— DO THIS —
Write out the full set of records exactly. Any pictures in them do not belong in the copy.

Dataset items

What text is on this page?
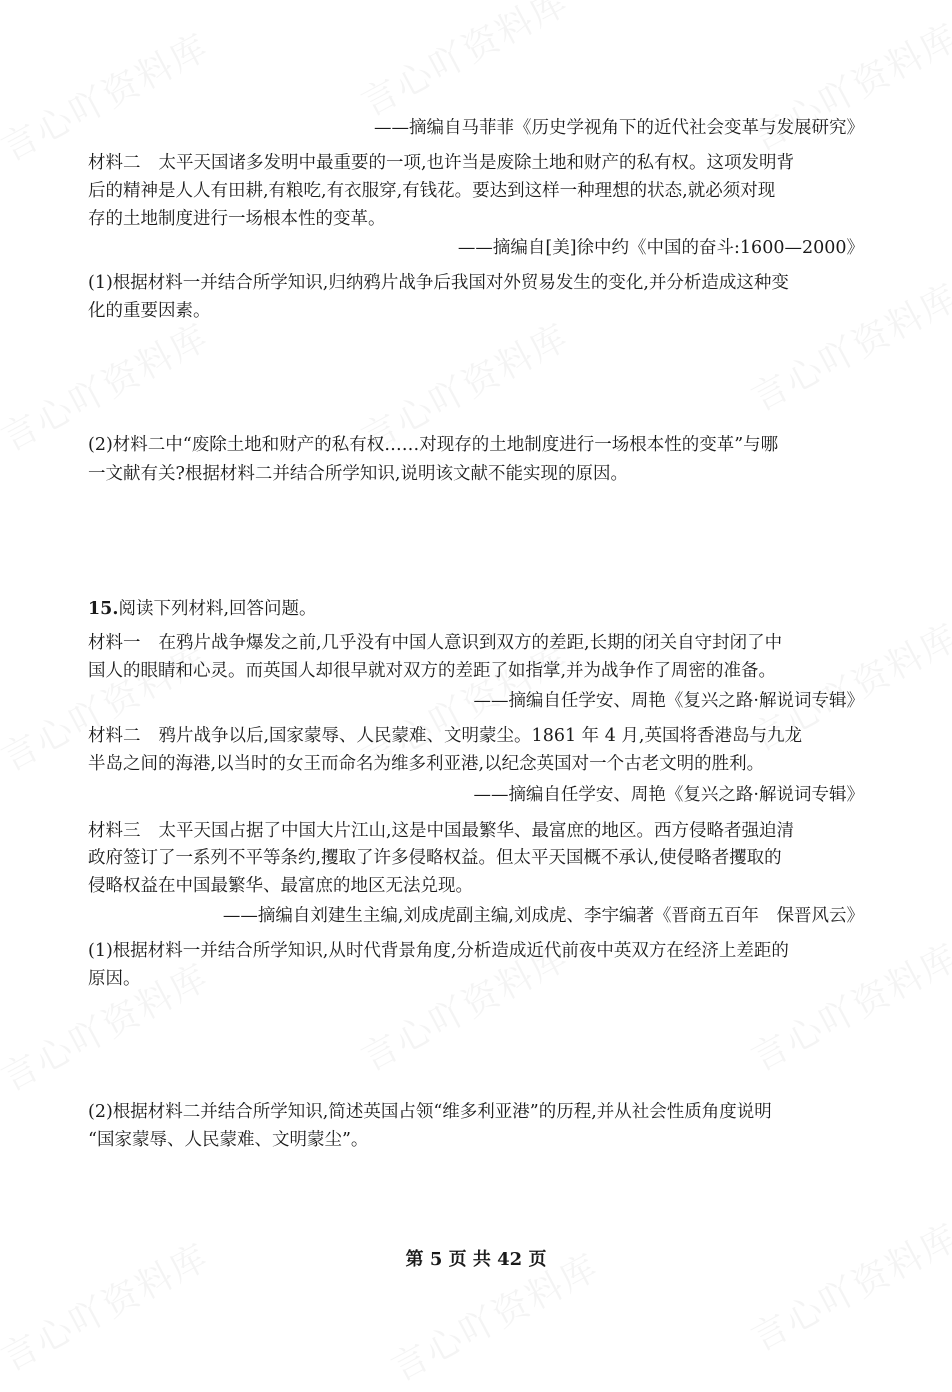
——摘编自马菲菲《历史学视角下的近代社会变革与发展研究》
材料二 太平天国诸多发明中最重要的一项,也许当是废除土地和财产的私有权。这项发明背
后的精神是人人有田耕,有粮吃,有衣服穿,有钱花。要达到这样一种理想的状态,就必须对现
存的土地制度进行一场根本性的变革。
——摘编自[美]徐中约《中国的奋斗:1600—2000》
(1)根据材料一并结合所学知识,归纳鸦片战争后我国对外贸易发生的变化,并分析造成这种变
化的重要因素。
(2)材料二中“废除土地和财产的私有权……对现存的土地制度进行一场根本性的变革”与哪
一文献有关?根据材料二并结合所学知识,说明该文献不能实现的原因。
15.阅读下列材料,回答问题。
材料一 在鸦片战争爆发之前,几乎没有中国人意识到双方的差距,长期的闭关自守封闭了中
国人的眼睛和心灵。而英国人却很早就对双方的差距了如指掌,并为战争作了周密的准备。
——摘编自任学安、周艳《复兴之路·解说词专辑》
材料二 鸦片战争以后,国家蒙辱、人民蒙难、文明蒙尘。1861 年 4 月,英国将香港岛与九龙
半岛之间的海港,以当时的女王而命名为维多利亚港,以纪念英国对一个古老文明的胜利。
——摘编自任学安、周艳《复兴之路·解说词专辑》
材料三 太平天国占据了中国大片江山,这是中国最繁华、最富庶的地区。西方侵略者强迫清
政府签订了一系列不平等条约,攫取了许多侵略权益。但太平天国概不承认,使侵略者攫取的
侵略权益在中国最繁华、最富庶的地区无法兑现。
——摘编自刘建生主编,刘成虎副主编,刘成虎、李宇编著《晋商五百年　保晋风云》
(1)根据材料一并结合所学知识,从时代背景角度,分析造成近代前夜中英双方在经济上差距的
原因。
(2)根据材料二并结合所学知识,简述英国占领“维多利亚港”的历程,并从社会性质角度说明
“国家蒙辱、人民蒙难、文明蒙尘”。
第 5 页 共 42 页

— EXERCISE RESULT —
What text is on this page?
——摘编自马菲菲《历史学视角下的近代社会变革与发展研究》
材料二 太平天国诸多发明中最重要的一项,也许当是废除土地和财产的私有权。这项发明背
后的精神是人人有田耕,有粮吃,有衣服穿,有钱花。要达到这样一种理想的状态,就必须对现
存的土地制度进行一场根本性的变革。
——摘编自[美]徐中约《中国的奋斗:1600—2000》
(1)根据材料一并结合所学知识,归纳鸦片战争后我国对外贸易发生的变化,并分析造成这种变
化的重要因素。
(2)材料二中“废除土地和财产的私有权……对现存的土地制度进行一场根本性的变革”与哪
一文献有关?根据材料二并结合所学知识,说明该文献不能实现的原因。
15.阅读下列材料,回答问题。
材料一 在鸦片战争爆发之前,几乎没有中国人意识到双方的差距,长期的闭关自守封闭了中
国人的眼睛和心灵。而英国人却很早就对双方的差距了如指掌,并为战争作了周密的准备。
——摘编自任学安、周艳《复兴之路·解说词专辑》
材料二 鸦片战争以后,国家蒙辱、人民蒙难、文明蒙尘。1861 年 4 月,英国将香港岛与九龙
半岛之间的海港,以当时的女王而命名为维多利亚港,以纪念英国对一个古老文明的胜利。
——摘编自任学安、周艳《复兴之路·解说词专辑》
材料三 太平天国占据了中国大片江山,这是中国最繁华、最富庶的地区。西方侵略者强迫清
政府签订了一系列不平等条约,攫取了许多侵略权益。但太平天国概不承认,使侵略者攫取的
侵略权益在中国最繁华、最富庶的地区无法兑现。
——摘编自刘建生主编,刘成虎副主编,刘成虎、李宇编著《晋商五百年　保晋风云》
(1)根据材料一并结合所学知识,从时代背景角度,分析造成近代前夜中英双方在经济上差距的
原因。
(2)根据材料二并结合所学知识,简述英国占领“维多利亚港”的历程,并从社会性质角度说明
“国家蒙辱、人民蒙难、文明蒙尘”。
第 5 页 共 42 页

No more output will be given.